● Your objective
Search the records below for the word "legend". Pull out each line that has it.

● Data rows

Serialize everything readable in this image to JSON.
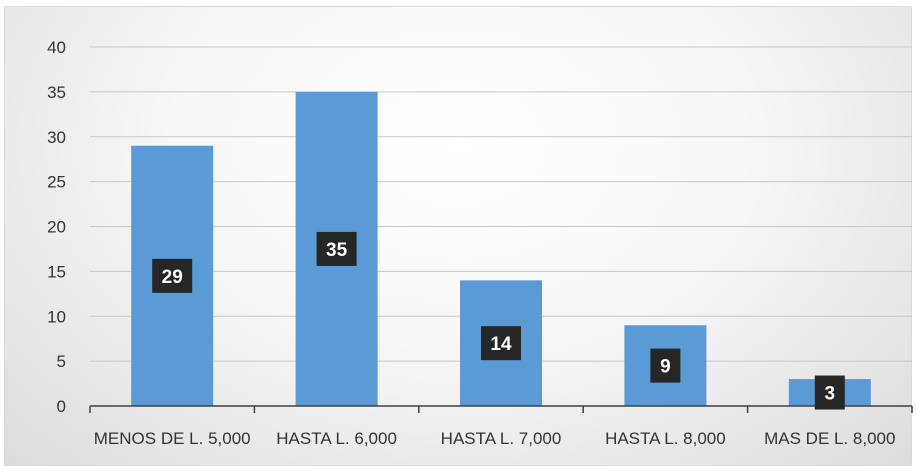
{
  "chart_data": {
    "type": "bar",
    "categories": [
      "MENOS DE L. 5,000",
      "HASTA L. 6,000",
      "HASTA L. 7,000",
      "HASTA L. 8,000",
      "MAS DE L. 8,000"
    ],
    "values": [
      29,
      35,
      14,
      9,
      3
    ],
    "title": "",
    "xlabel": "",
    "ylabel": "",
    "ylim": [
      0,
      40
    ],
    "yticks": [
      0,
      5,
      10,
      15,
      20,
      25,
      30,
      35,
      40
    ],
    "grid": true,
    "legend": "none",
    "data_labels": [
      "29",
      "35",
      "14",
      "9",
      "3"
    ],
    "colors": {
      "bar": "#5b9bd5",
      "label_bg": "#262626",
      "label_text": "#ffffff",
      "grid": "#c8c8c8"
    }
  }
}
* * *
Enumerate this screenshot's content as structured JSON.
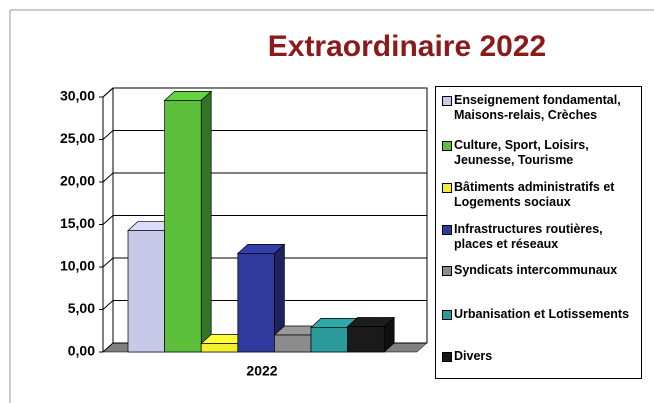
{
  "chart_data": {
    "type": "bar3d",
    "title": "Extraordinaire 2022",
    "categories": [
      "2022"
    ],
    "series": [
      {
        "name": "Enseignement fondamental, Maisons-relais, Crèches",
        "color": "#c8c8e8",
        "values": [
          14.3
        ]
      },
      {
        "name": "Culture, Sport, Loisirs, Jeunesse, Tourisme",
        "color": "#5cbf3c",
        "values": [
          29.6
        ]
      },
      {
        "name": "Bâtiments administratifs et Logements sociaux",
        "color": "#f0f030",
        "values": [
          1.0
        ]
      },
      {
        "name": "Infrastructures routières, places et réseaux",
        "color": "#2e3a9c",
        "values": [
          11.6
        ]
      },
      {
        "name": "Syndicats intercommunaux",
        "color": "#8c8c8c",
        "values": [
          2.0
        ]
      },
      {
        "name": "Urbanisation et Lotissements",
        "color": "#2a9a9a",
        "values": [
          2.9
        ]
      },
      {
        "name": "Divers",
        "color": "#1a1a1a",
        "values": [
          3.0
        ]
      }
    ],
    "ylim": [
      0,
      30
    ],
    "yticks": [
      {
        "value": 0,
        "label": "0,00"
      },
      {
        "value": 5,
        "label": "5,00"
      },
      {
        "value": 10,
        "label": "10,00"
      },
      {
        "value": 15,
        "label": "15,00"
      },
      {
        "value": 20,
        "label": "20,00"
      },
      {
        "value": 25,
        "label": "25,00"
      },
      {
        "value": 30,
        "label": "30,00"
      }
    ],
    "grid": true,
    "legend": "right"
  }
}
...
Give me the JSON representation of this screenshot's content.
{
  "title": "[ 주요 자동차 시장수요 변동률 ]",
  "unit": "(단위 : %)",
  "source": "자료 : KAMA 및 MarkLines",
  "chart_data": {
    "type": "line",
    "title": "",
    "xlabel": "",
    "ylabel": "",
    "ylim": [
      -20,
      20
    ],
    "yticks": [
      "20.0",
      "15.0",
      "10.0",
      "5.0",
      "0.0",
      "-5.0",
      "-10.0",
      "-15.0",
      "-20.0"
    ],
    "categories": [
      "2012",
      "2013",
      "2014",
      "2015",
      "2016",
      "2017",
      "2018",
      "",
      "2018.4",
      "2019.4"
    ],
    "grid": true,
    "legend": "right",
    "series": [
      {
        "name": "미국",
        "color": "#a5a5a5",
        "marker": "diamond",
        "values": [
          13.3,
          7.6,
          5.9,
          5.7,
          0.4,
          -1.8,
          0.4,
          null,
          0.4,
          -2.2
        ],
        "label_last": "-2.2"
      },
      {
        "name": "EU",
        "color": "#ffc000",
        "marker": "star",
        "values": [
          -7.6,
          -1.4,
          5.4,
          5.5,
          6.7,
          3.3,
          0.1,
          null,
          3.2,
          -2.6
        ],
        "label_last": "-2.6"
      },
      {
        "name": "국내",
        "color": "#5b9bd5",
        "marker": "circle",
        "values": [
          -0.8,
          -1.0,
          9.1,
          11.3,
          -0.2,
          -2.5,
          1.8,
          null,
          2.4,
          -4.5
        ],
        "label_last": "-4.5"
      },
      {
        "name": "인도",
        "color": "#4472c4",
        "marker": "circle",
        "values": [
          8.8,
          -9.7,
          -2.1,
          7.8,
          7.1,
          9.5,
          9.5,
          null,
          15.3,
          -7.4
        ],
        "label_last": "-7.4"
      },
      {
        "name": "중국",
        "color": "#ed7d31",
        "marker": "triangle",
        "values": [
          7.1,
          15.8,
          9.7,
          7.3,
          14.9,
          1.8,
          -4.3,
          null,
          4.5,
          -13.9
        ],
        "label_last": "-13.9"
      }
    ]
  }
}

● Output
    "legend": "none",
    "legend": "right"
    "legend": "right",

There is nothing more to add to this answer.